From the entries that follow, pick out all lines holding "with".

EXTRACTED INFORMATION:
****************************************

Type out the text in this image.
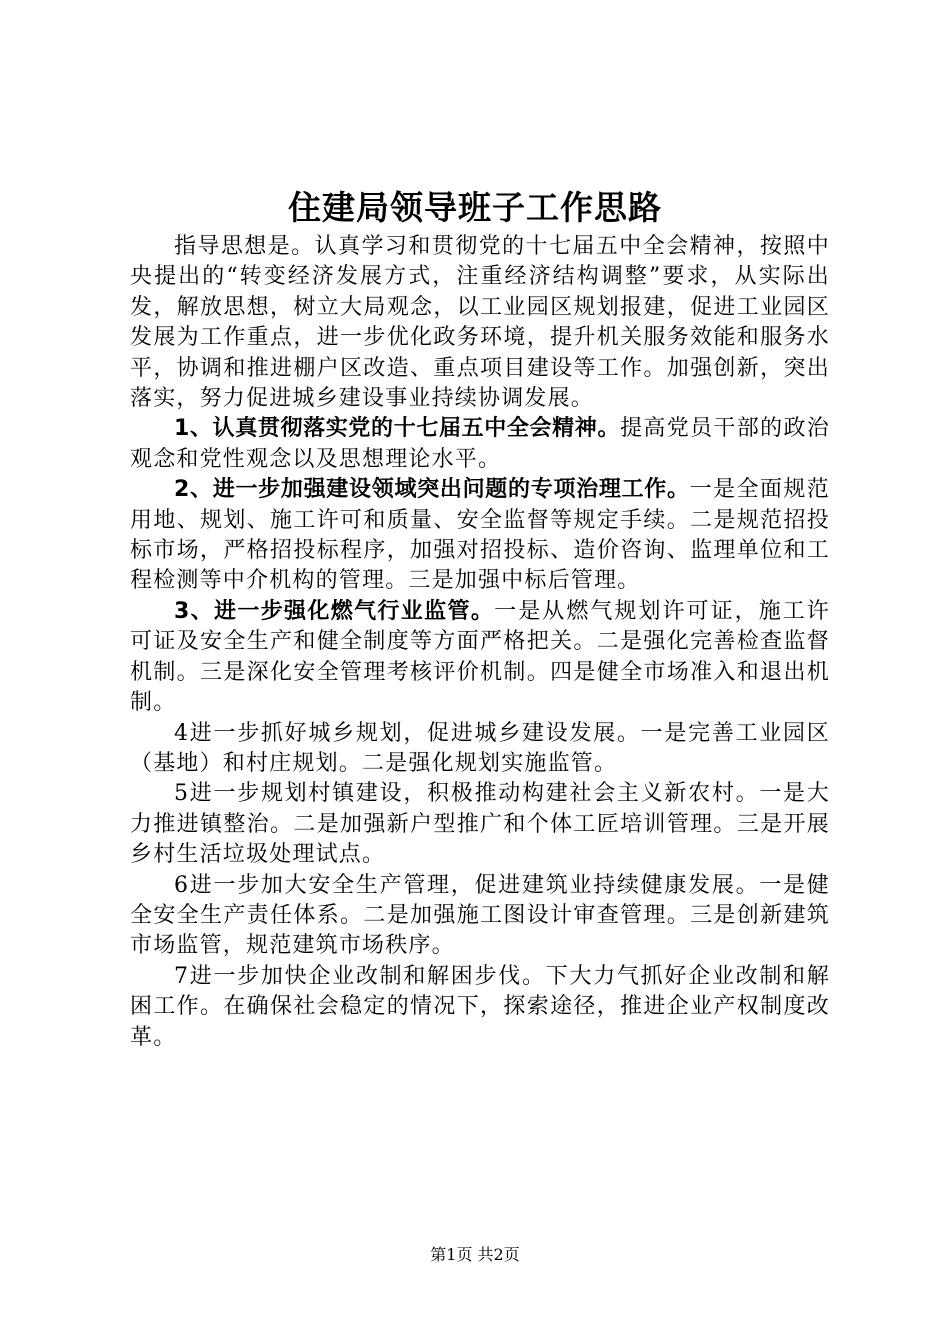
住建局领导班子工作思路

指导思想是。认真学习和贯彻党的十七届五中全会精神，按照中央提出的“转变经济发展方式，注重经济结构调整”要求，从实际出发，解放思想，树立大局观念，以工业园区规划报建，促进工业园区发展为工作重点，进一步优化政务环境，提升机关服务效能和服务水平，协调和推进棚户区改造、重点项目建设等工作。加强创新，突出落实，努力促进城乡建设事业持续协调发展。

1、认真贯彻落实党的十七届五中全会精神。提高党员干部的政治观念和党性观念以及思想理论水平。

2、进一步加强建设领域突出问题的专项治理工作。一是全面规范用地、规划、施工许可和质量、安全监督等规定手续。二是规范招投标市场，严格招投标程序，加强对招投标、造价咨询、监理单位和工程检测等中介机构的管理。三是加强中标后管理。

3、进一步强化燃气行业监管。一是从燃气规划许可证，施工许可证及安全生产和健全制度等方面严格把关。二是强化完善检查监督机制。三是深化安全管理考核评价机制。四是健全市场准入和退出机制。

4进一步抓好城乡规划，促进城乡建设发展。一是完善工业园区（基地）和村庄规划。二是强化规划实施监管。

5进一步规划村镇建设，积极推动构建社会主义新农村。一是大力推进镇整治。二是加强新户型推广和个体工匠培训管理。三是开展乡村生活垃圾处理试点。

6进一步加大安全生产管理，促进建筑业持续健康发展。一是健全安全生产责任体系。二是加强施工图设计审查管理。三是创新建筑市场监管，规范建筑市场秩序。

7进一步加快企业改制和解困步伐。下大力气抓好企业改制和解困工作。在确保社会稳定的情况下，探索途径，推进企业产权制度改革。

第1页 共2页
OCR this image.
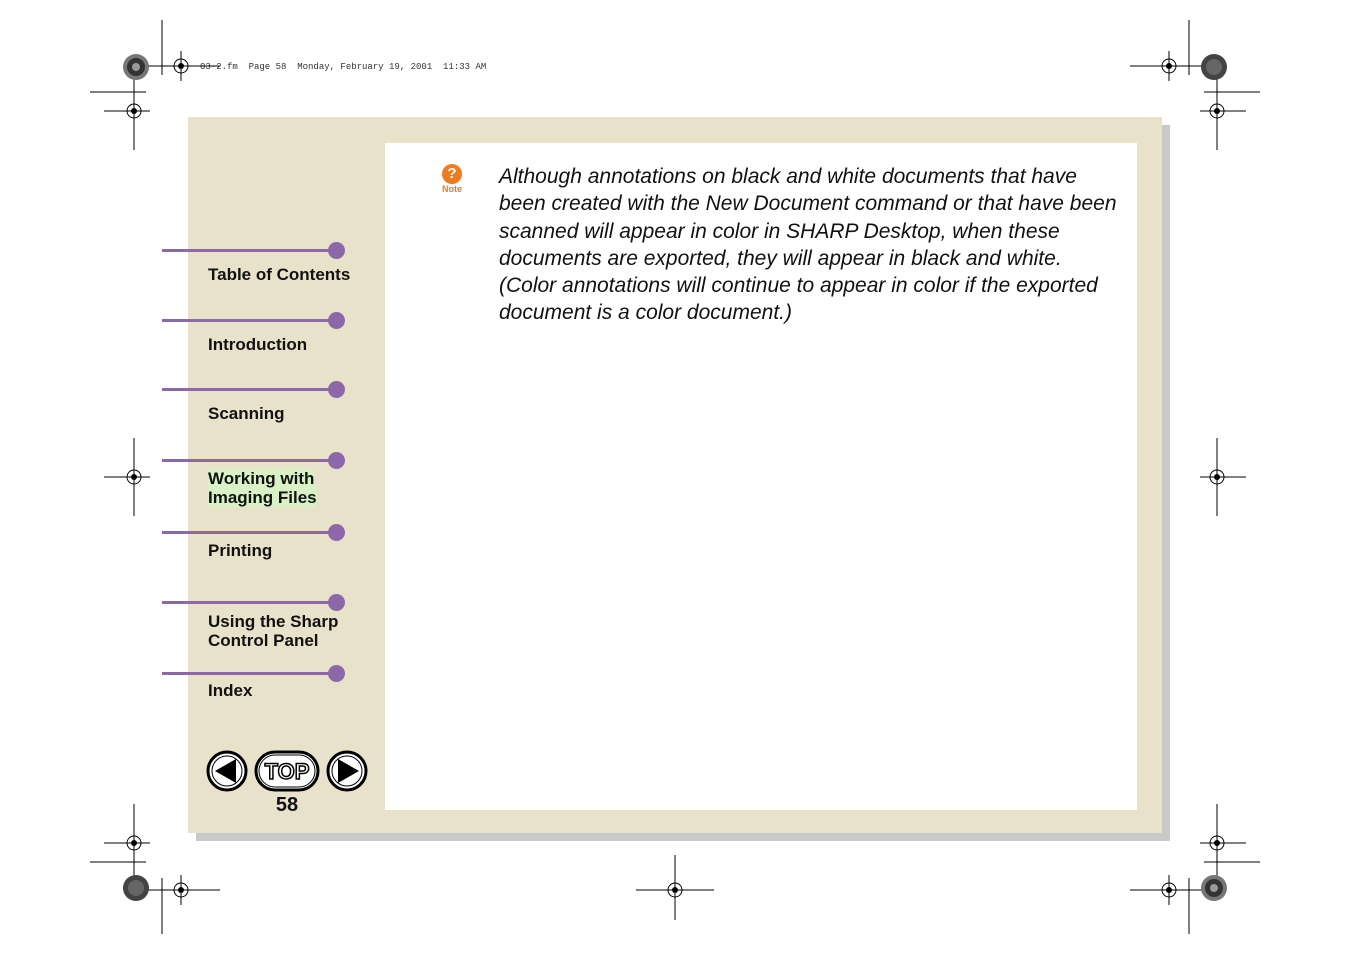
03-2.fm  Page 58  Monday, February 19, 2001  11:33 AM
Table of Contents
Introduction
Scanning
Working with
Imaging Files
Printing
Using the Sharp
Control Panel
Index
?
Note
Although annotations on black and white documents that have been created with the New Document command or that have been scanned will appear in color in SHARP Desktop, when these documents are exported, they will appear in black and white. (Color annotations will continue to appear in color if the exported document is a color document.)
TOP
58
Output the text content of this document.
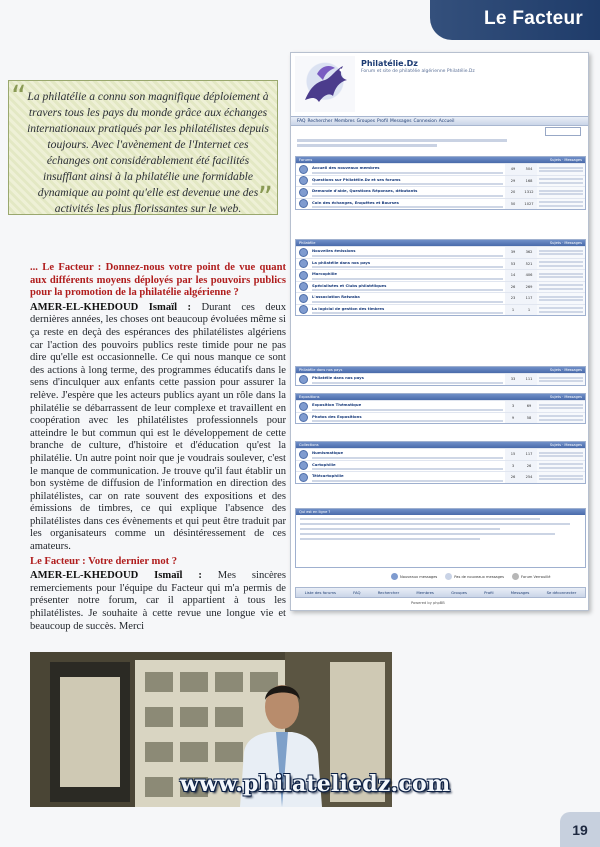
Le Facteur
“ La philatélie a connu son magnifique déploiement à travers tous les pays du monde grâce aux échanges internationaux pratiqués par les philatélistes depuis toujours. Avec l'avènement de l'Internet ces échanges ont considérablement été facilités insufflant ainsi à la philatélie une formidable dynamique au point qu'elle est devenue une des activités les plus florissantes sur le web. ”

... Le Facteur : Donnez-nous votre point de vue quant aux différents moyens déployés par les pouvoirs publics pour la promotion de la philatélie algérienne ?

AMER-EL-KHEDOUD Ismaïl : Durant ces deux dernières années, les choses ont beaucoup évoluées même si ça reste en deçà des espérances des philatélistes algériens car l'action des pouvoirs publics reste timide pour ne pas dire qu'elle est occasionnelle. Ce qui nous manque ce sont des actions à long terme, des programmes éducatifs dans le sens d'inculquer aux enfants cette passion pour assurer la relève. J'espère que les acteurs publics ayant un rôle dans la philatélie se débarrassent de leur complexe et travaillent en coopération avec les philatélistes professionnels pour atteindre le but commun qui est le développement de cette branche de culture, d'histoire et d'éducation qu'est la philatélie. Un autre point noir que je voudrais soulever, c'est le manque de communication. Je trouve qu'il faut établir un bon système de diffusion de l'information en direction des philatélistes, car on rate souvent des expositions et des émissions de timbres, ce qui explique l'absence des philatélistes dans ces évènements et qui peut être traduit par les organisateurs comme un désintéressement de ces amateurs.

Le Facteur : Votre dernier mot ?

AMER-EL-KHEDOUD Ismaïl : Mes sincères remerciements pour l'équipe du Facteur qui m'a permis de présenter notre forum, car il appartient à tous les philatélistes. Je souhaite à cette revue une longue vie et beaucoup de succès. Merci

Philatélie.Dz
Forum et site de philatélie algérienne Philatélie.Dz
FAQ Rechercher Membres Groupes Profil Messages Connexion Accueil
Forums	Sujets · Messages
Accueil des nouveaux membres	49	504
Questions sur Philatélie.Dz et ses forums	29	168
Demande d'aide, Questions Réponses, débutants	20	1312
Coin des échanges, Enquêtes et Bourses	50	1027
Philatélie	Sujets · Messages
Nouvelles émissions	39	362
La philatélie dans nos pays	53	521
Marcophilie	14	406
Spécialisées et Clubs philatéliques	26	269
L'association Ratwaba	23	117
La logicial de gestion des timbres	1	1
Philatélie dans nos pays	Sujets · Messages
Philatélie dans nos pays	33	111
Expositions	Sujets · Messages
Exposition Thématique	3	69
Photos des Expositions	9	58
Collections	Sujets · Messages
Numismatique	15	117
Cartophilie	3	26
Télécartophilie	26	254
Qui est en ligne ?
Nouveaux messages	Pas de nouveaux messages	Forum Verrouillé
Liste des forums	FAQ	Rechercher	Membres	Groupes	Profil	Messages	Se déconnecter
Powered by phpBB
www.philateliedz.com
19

****************************************

FINAL ANSWER:
Working with
Although annotations on black and white documents that have been created with the New Document command or that have been scanned will appear in color in SHARP Desktop, when these documents are exported, they will appear in black and white. (Color annotations will continue to appear in color if the exported document is a color document.)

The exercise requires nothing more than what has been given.